Sandou arrive en France

à Julie Crisbaseanu : Givataim, Israël


Ma chérie, St. Didier (AIN) France, 2 septembre 1963



C’est dimanche après-midi. Hier j’ai reçu ta lettre de jeudi - moi aussi je suis dans le même état sentimental que toi et je pourrais envoyer au diable toute la France et tout laisser tomber, pour être ensemble plus rapidement. Ce matin, je me suis senti comme “avant les règles" et tu as eu de la chance que je sois seul. Je pense avec chaleur à vous deux et je n’hésiterais pas une minute à revenir, s’il n'y avait pas ces foutues illusions que je me fais.


Dès que notre fille se sentira de nouveau bien, va la promener chez tes tantes, cela sera une détente pour toi et pour elle aussi. Je ne sais pas quoi te conseiller d’autre, comme je ne sais pas quoi me conseiller à moi-même. Je ne fais rien d’autre que travailler, je le fais avec conscience et application. Je n’ai pas encore lavé mes affaires, qui traînent partout.

Avec les patrons d’ici, j’ai l’impression que pas grand-chose va en sortir. Pour le moment, ils ne m’ont pas encore établi le contrat, ni les papiers pour le permis de travail, on aurait eu besoin pour cela d’une photo, mais ils ne me l’ont pas demandée. Je me rends compte, que je devrais chercher autre chose, mais je ne sais pas ce qui me retient. C’est maintenant qu’il faudrait que je le fasse, tant que je travaille encore ici, et que l’attente ne me coûte encore que mon temps. S'il faut changer, au moins ne pas perdre trop de temps au même endroit.

▶ _Consigne_
Pour chacune des trois affirmations suivantes, dites si elle correspond à la lettre ci-dessus, par oui ou par non, en citant les mots de la lettre qui le montrent. 1. L'auteur a déjà lavé ses affaires. 2. Les patrons ne lui ont pas encore établi de contrat. 3. L'auteur a reçu hier une lettre écrite jeudi.

▶ _Matériel recueilli_
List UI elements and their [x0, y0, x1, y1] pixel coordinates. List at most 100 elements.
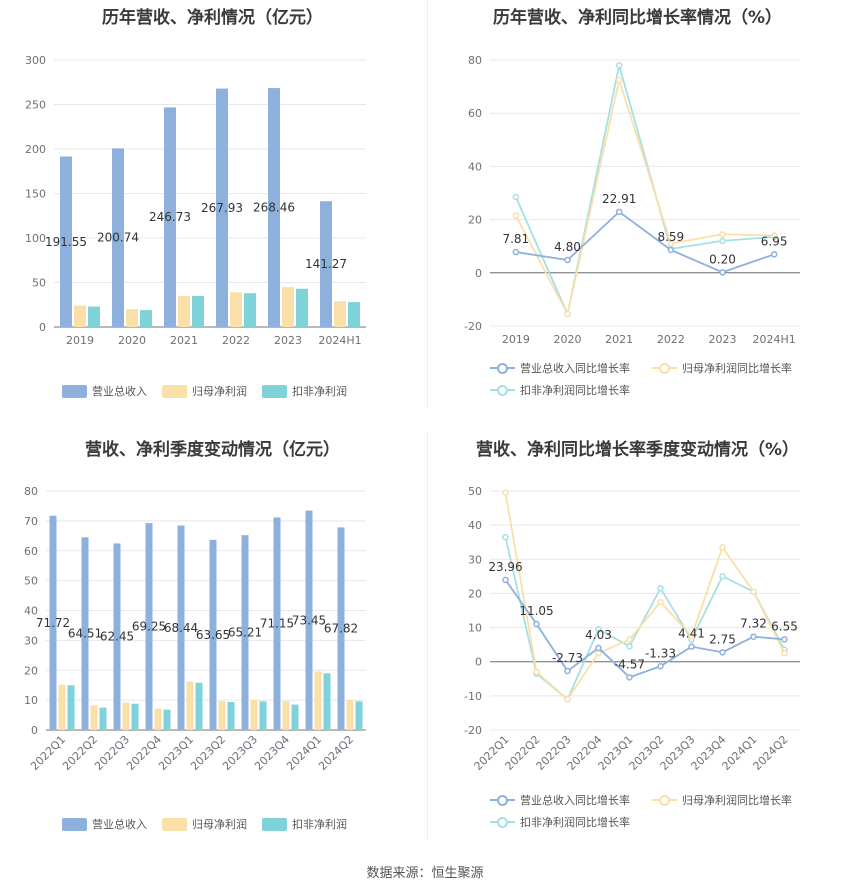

▶ _Réponse_
1. Non : « Je n’ai pas encore lavé mes affaires, qui traînent partout. »
2. Oui : « ils ne m’ont pas encore établi le contrat »
3. Oui : « Hier j’ai reçu ta lettre de jeudi »